Speaking generally, it is still insufficiently recognized what the death of ideology must mean for our kind of democracies. Ideology is for representative democracy what gasoline is for our cars: representative democracy comes to a grinding halt without political ideology. Self-evidently, this is not meant to be a recommendation for reinventing political ideology, but it is merely an observation on the nature of representative democracy.

Should we do something against populism? The answer is a simple ‘no’

The success of populism

This explains the success of populism on both sides of the Atlantic Ocean. After the death of ideology the ideologically unbound voter tended towards a radical simplification of the political spectrum and to divide politics and society into, on the one hand, ‘the people’ indignantly demanding the undiluted representation (and realization) of its will and, on the other, ‘a corrupt elite’ distorting ‘the will of the people’ by transforming it into an ugly caricature in which ‘the people’ can no longer recognize itself.‍‍[10]

That may look like political paranoia – even more so, that’s what it is. But we should not remain blind to the undeniable fact that populism sometimes puts issues on the political agenda that are of great importance. Such as: what is national identity, is there still room for a ‘national home’ in an economically and culturally globalizing world? What protection may we expect from the state against unwanted social, cultural, economic and religious foreign influences? Are there limits to the demand to treat people equally or to that of the freedom of expression? If so, where? And what should we do if such demands are in conflict with each other? These are good and sensible questions and anyone who fails to acknowledge their urgency is living on another planet than ours.‍‍[11]

Ideology is for representative democracy what gasoline is for our cars: representative democracy comes to a grinding halt without political ideology

In conclusion: do not worry about populism

What conclusions follow from all this? In the first place, the dangers of populism, though real enough, should not be exaggerated. Notice, above all, that populists never demanded the abolition of representative democracy. With populism, as it presently is in the West, we’re not on the threshold of a new 1789, 1917/1918 or 1933. Although, what is not yet, may come. Anyway, for the time being there are many excellent reasons for being deeply worried about the future, alas, but populism is not one of them.

Tasks to carry out →
1. Copy the stretch of the passage on populism from "In conclusion: do" through "one of them.".
2. In the passage on populism, what does the writer say populists never demanded?
3. Write the next part of the passage on populism, picking up after its final sentence.
The listing that follows comes from a separate source and has no connection to the passage on populism.

Provided material →

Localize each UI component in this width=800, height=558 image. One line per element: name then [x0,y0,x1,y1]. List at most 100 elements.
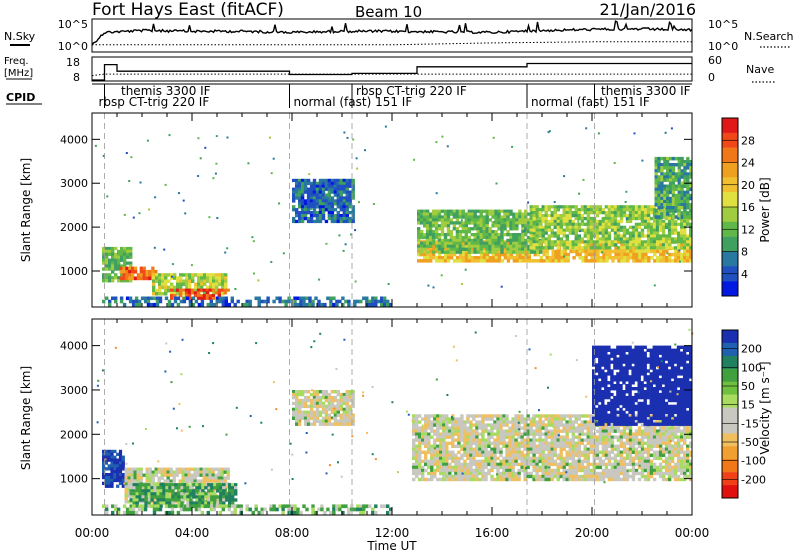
data-cell [343,208,346,211]
data-cell [111,256,114,259]
data-cell [551,211,554,214]
data-cell [426,215,429,218]
data-cell [438,213,441,216]
data-cell [224,283,227,287]
data-cell [575,445,578,448]
data-cell [219,511,222,515]
data-cell [457,478,460,481]
data-cell [620,250,623,254]
data-cell [436,466,439,469]
data-cell [493,451,496,454]
data-cell [666,206,669,210]
data-cell [669,163,672,167]
data-cell [122,464,125,467]
data-cell [304,214,307,217]
data-cell [518,221,521,224]
data-cell [272,300,275,304]
data-cell [605,226,608,229]
data-cell [222,300,225,304]
data-cell [683,197,686,201]
data-cell [304,208,307,211]
data-cell [183,300,186,304]
data-cell [132,508,135,512]
data-cell [687,158,689,160]
data-cell [436,430,439,433]
data-cell [683,253,686,256]
data-cell [523,469,526,472]
data-cell [105,273,108,276]
data-cell [602,246,605,249]
data-cell [505,466,508,469]
data-cell [554,439,557,442]
data-cell [587,220,590,223]
data-cell [542,237,545,240]
data-cell [316,199,319,202]
data-cell [313,196,316,199]
data-cell [672,172,675,176]
data-cell [420,236,423,239]
data-cell [502,478,505,481]
data-cell [475,463,478,466]
data-cell [560,232,563,235]
data-cell [669,206,672,210]
data-cell [129,511,132,515]
data-cell [680,232,683,235]
data-cell [481,463,484,466]
data-cell [605,240,608,243]
data-cell [505,448,508,451]
data-cell [497,236,500,239]
data-cell [281,508,284,512]
data-cell [564,259,567,263]
data-cell [338,300,341,304]
data-cell [489,259,492,263]
data-cell [215,283,218,287]
data-cell [655,172,658,176]
data-cell [487,457,490,460]
data-cell [465,221,468,224]
data-cell [555,253,558,256]
data-cell [512,221,515,224]
data-cell [587,478,590,481]
data-cell [456,236,459,239]
data-cell [194,468,197,471]
data-cell [542,420,545,423]
data-cell [318,279,320,281]
data-cell [530,243,533,246]
data-cell [539,457,542,460]
data-cell [493,466,496,469]
data-cell [602,226,605,229]
data-cell [496,417,499,420]
data-cell [316,211,319,214]
data-cell [515,221,518,224]
data-cell [147,300,150,304]
data-cell [167,471,170,474]
data-cell [134,479,137,482]
data-cell [593,445,596,448]
data-cell [572,243,575,246]
data-cell [412,451,415,454]
data-cell [110,453,113,456]
data-cell [322,202,325,205]
data-cell [463,448,466,451]
data-cell [551,442,554,445]
data-cell [502,460,505,463]
data-cell [638,253,641,256]
data-cell [468,221,471,224]
data-cell [563,175,565,177]
data-cell [442,442,445,445]
data-cell [575,436,578,439]
data-cell [665,256,668,260]
data-cell [554,433,557,436]
data-cell [478,439,481,442]
data-cell [131,476,134,479]
data-cell [131,267,134,271]
data-cell [466,433,469,436]
data-cell [322,199,325,202]
data-cell [638,226,641,229]
data-cell [487,417,490,420]
data-cell [575,442,578,445]
data-cell [222,492,225,495]
data-cell [463,451,466,454]
data-cell [125,273,128,277]
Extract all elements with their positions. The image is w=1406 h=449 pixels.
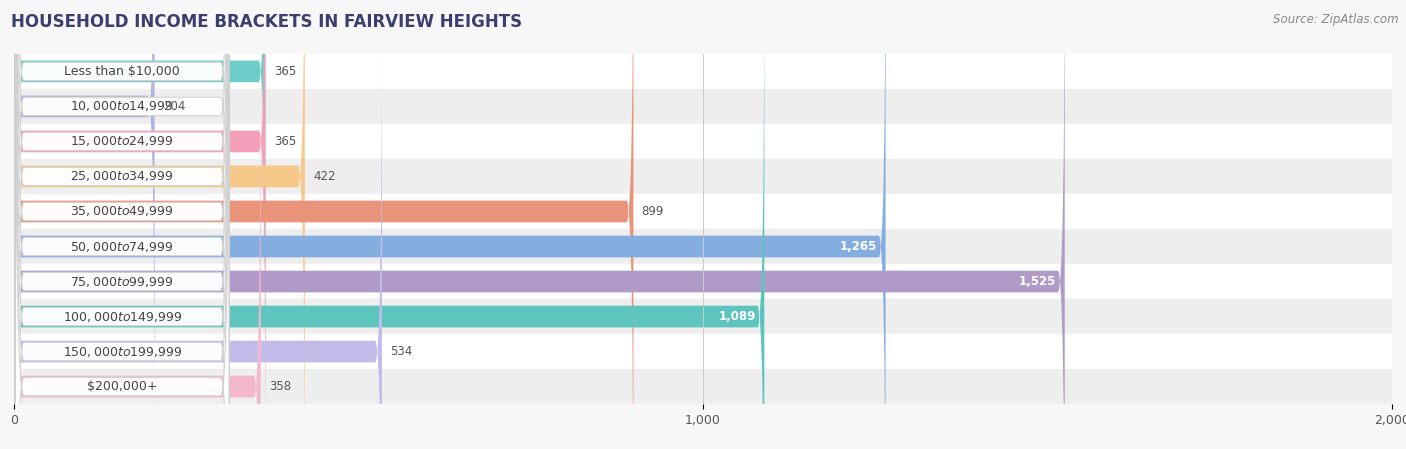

Outputs in order →
1.
In conclusion: do not worry about populism

What conclusions follow from all this? In the first place, the dangers of populism, though real enough, should not be exaggerated. Notice, above all, that populists never demanded the abolition of representative democracy. With populism, as it presently is in the West, we’re not on the threshold of a new 1789, 1917/1918 or 1933. Although, what is not yet, may come. Anyway, for the time being there are many excellent reasons for being deeply worried about the future, alas, but populism is not one of them.

2. The abolition of representative democracy.

3.
Next, the cause of populism is that after the death of ideology many people discovered the painful truth that representative democracy is not a democracy at all, but an elective aristocracy. Hence all this raging against the ‘elite’; which is, by the way, an exact copy of the abuse of the ‘establishment’ by the generation of 1968 when it came to a similar discovery about our political systems.‍‍[12]

In the third place, should we do something against populism? The answer is a simple ‘no’. Populism was born from the discovery that representative democracy is, in fact, an elective aristocracy. It is understandable that this was the cause of disappointment, frustration and anger. But the insight is perfectly correct. And it is better that people face reality than that they continue to believe in an illusion.

Noten

N. Urbinati, Representative democracy. Principles and genealogy, Chicago; Chicago University Press, 2008.
Rousseau, Du Contrat Social, Paris, 1962, pp. 301, 302. For the sometimes amazing vagaries of Rousseau’s notion of political representation, see R. Fralin, Rousseau and representation. A study on the development of his concept of political institutions, New York, 1978.
B. Manin, Principles of representative government, Cambridge, 1997. See also H. Hoffmann, Repräsentation Studien zur Wort- und Begriffsgeschichte von den Antiken bis zum 19. Jahrhundert, Berlin, 1974.
Apart from in some medieval city-states in Italy and the Netherlands, and down to the present day in the Swiss cantons Glarus and Appenzell-Innerrhoden.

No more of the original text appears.